### Goal
Write the data out again exactly, with no pictures.

== Data provided

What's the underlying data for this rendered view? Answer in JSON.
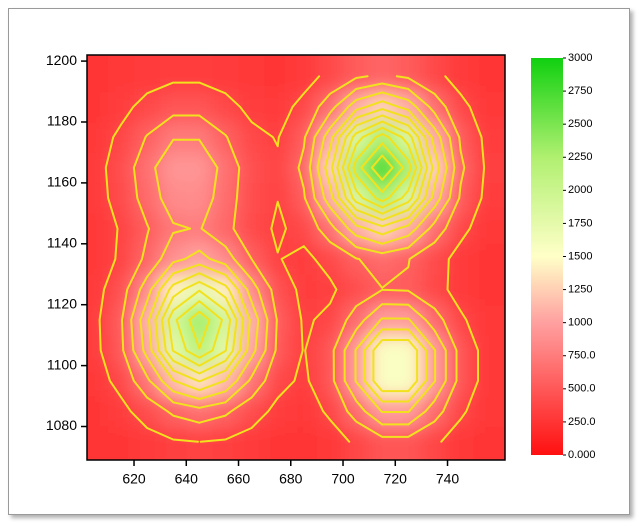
{
  "chart_data": {
    "type": "contour",
    "x": [
      605,
      615,
      625,
      635,
      645,
      655,
      665,
      675,
      685,
      695,
      705,
      715,
      725,
      735,
      745,
      755
    ],
    "y": [
      1075,
      1085,
      1095,
      1105,
      1115,
      1125,
      1135,
      1145,
      1155,
      1165,
      1175,
      1185,
      1195
    ],
    "z": [
      [
        253,
        264,
        291,
        331,
        351,
        331,
        291,
        264,
        259,
        288,
        372,
        473,
        473,
        372,
        288,
        256
      ],
      [
        262,
        307,
        422,
        586,
        670,
        586,
        422,
        309,
        283,
        374,
        640,
        961,
        961,
        640,
        372,
        271
      ],
      [
        282,
        400,
        706,
        1140,
        1363,
        1140,
        706,
        403,
        320,
        477,
        961,
        1547,
        1547,
        961,
        473,
        288
      ],
      [
        305,
        505,
        1025,
        1762,
        2140,
        1762,
        1025,
        508,
        343,
        481,
        961,
        1547,
        1547,
        961,
        473,
        288
      ],
      [
        310,
        528,
        1094,
        1896,
        2308,
        1896,
        1094,
        530,
        331,
        380,
        648,
        971,
        969,
        640,
        372,
        271
      ],
      [
        294,
        453,
        861,
        1436,
        1726,
        1426,
        851,
        450,
        308,
        324,
        430,
        546,
        531,
        402,
        298,
        258
      ],
      [
        277,
        370,
        594,
        891,
        1021,
        848,
        550,
        356,
        316,
        397,
        540,
        625,
        557,
        408,
        302,
        260
      ],
      [
        278,
        361,
        536,
        726,
        763,
        609,
        417,
        328,
        397,
        671,
        1070,
        1275,
        1070,
        670,
        388,
        280
      ],
      [
        291,
        407,
        635,
        856,
        863,
        648,
        424,
        353,
        528,
        1070,
        1850,
        2250,
        1850,
        1070,
        520,
        308
      ],
      [
        296,
        425,
        677,
        915,
        915,
        677,
        435,
        369,
        596,
        1275,
        2250,
        2750,
        2250,
        1275,
        588,
        323
      ],
      [
        284,
        378,
        562,
        735,
        735,
        562,
        386,
        342,
        526,
        1070,
        1850,
        2250,
        1850,
        1070,
        520,
        308
      ],
      [
        266,
        310,
        395,
        476,
        476,
        395,
        314,
        296,
        391,
        670,
        1070,
        1275,
        1070,
        670,
        388,
        280
      ],
      [
        255,
        268,
        293,
        317,
        317,
        293,
        269,
        265,
        297,
        388,
        520,
        588,
        520,
        388,
        296,
        260
      ]
    ],
    "xlim": [
      602,
      762
    ],
    "ylim": [
      1069,
      1202
    ],
    "xticks": [
      620,
      640,
      660,
      680,
      700,
      720,
      740
    ],
    "yticks": [
      1080,
      1100,
      1120,
      1140,
      1160,
      1180,
      1200
    ],
    "zlim": [
      0,
      3000
    ],
    "zticks": [
      {
        "value": 0,
        "label": "0.000"
      },
      {
        "value": 250,
        "label": "250.0"
      },
      {
        "value": 500,
        "label": "500.0"
      },
      {
        "value": 750,
        "label": "750.0"
      },
      1000,
      1250,
      1500,
      1750,
      2000,
      2250,
      2500,
      2750,
      3000
    ],
    "colormap": [
      {
        "value": 0,
        "color": "#ff1010"
      },
      {
        "value": 1000,
        "color": "#ffa0a0"
      },
      {
        "value": 1500,
        "color": "#ffffc8"
      },
      {
        "value": 2250,
        "color": "#b0f070"
      },
      {
        "value": 3000,
        "color": "#10d010"
      }
    ],
    "contour_levels": [
      350,
      550,
      750,
      950,
      1150,
      1350,
      1550,
      1750,
      1950,
      2150,
      2350,
      2550
    ],
    "contour_color": "#f2e21e"
  }
}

====

### In response
What's the underlying data for this rendered view? Answer in JSON.
{
  "chart_data": {
    "type": "contour",
    "x": [
      605,
      615,
      625,
      635,
      645,
      655,
      665,
      675,
      685,
      695,
      705,
      715,
      725,
      735,
      745,
      755
    ],
    "y": [
      1075,
      1085,
      1095,
      1105,
      1115,
      1125,
      1135,
      1145,
      1155,
      1165,
      1175,
      1185,
      1195
    ],
    "z": [
      [
        253,
        264,
        291,
        331,
        351,
        331,
        291,
        264,
        259,
        288,
        372,
        473,
        473,
        372,
        288,
        256
      ],
      [
        262,
        307,
        422,
        586,
        670,
        586,
        422,
        309,
        283,
        374,
        640,
        961,
        961,
        640,
        372,
        271
      ],
      [
        282,
        400,
        706,
        1140,
        1363,
        1140,
        706,
        403,
        320,
        477,
        961,
        1547,
        1547,
        961,
        473,
        288
      ],
      [
        305,
        505,
        1025,
        1762,
        2140,
        1762,
        1025,
        508,
        343,
        481,
        961,
        1547,
        1547,
        961,
        473,
        288
      ],
      [
        310,
        528,
        1094,
        1896,
        2308,
        1896,
        1094,
        530,
        331,
        380,
        648,
        971,
        969,
        640,
        372,
        271
      ],
      [
        294,
        453,
        861,
        1436,
        1726,
        1426,
        851,
        450,
        308,
        324,
        430,
        546,
        531,
        402,
        298,
        258
      ],
      [
        277,
        370,
        594,
        891,
        1021,
        848,
        550,
        356,
        316,
        397,
        540,
        625,
        557,
        408,
        302,
        260
      ],
      [
        278,
        361,
        536,
        726,
        763,
        609,
        417,
        328,
        397,
        671,
        1070,
        1275,
        1070,
        670,
        388,
        280
      ],
      [
        291,
        407,
        635,
        856,
        863,
        648,
        424,
        353,
        528,
        1070,
        1850,
        2250,
        1850,
        1070,
        520,
        308
      ],
      [
        296,
        425,
        677,
        915,
        915,
        677,
        435,
        369,
        596,
        1275,
        2250,
        2750,
        2250,
        1275,
        588,
        323
      ],
      [
        284,
        378,
        562,
        735,
        735,
        562,
        386,
        342,
        526,
        1070,
        1850,
        2250,
        1850,
        1070,
        520,
        308
      ],
      [
        266,
        310,
        395,
        476,
        476,
        395,
        314,
        296,
        391,
        670,
        1070,
        1275,
        1070,
        670,
        388,
        280
      ],
      [
        255,
        268,
        293,
        317,
        317,
        293,
        269,
        265,
        297,
        388,
        520,
        588,
        520,
        388,
        296,
        260
      ]
    ],
    "xlim": [
      602,
      762
    ],
    "ylim": [
      1069,
      1202
    ],
    "xticks": [
      620,
      640,
      660,
      680,
      700,
      720,
      740
    ],
    "yticks": [
      1080,
      1100,
      1120,
      1140,
      1160,
      1180,
      1200
    ],
    "zlim": [
      0,
      3000
    ],
    "zticks": [
      {
        "value": 0,
        "label": "0.000"
      },
      {
        "value": 250,
        "label": "250.0"
      },
      {
        "value": 500,
        "label": "500.0"
      },
      {
        "value": 750,
        "label": "750.0"
      },
      1000,
      1250,
      1500,
      1750,
      2000,
      2250,
      2500,
      2750,
      3000
    ],
    "colormap": [
      {
        "value": 0,
        "color": "#ff1010"
      },
      {
        "value": 1000,
        "color": "#ffa0a0"
      },
      {
        "value": 1500,
        "color": "#ffffc8"
      },
      {
        "value": 2250,
        "color": "#b0f070"
      },
      {
        "value": 3000,
        "color": "#10d010"
      }
    ],
    "contour_levels": [
      350,
      550,
      750,
      950,
      1150,
      1350,
      1550,
      1750,
      1950,
      2150,
      2350,
      2550
    ],
    "contour_color": "#f2e21e"
  }
}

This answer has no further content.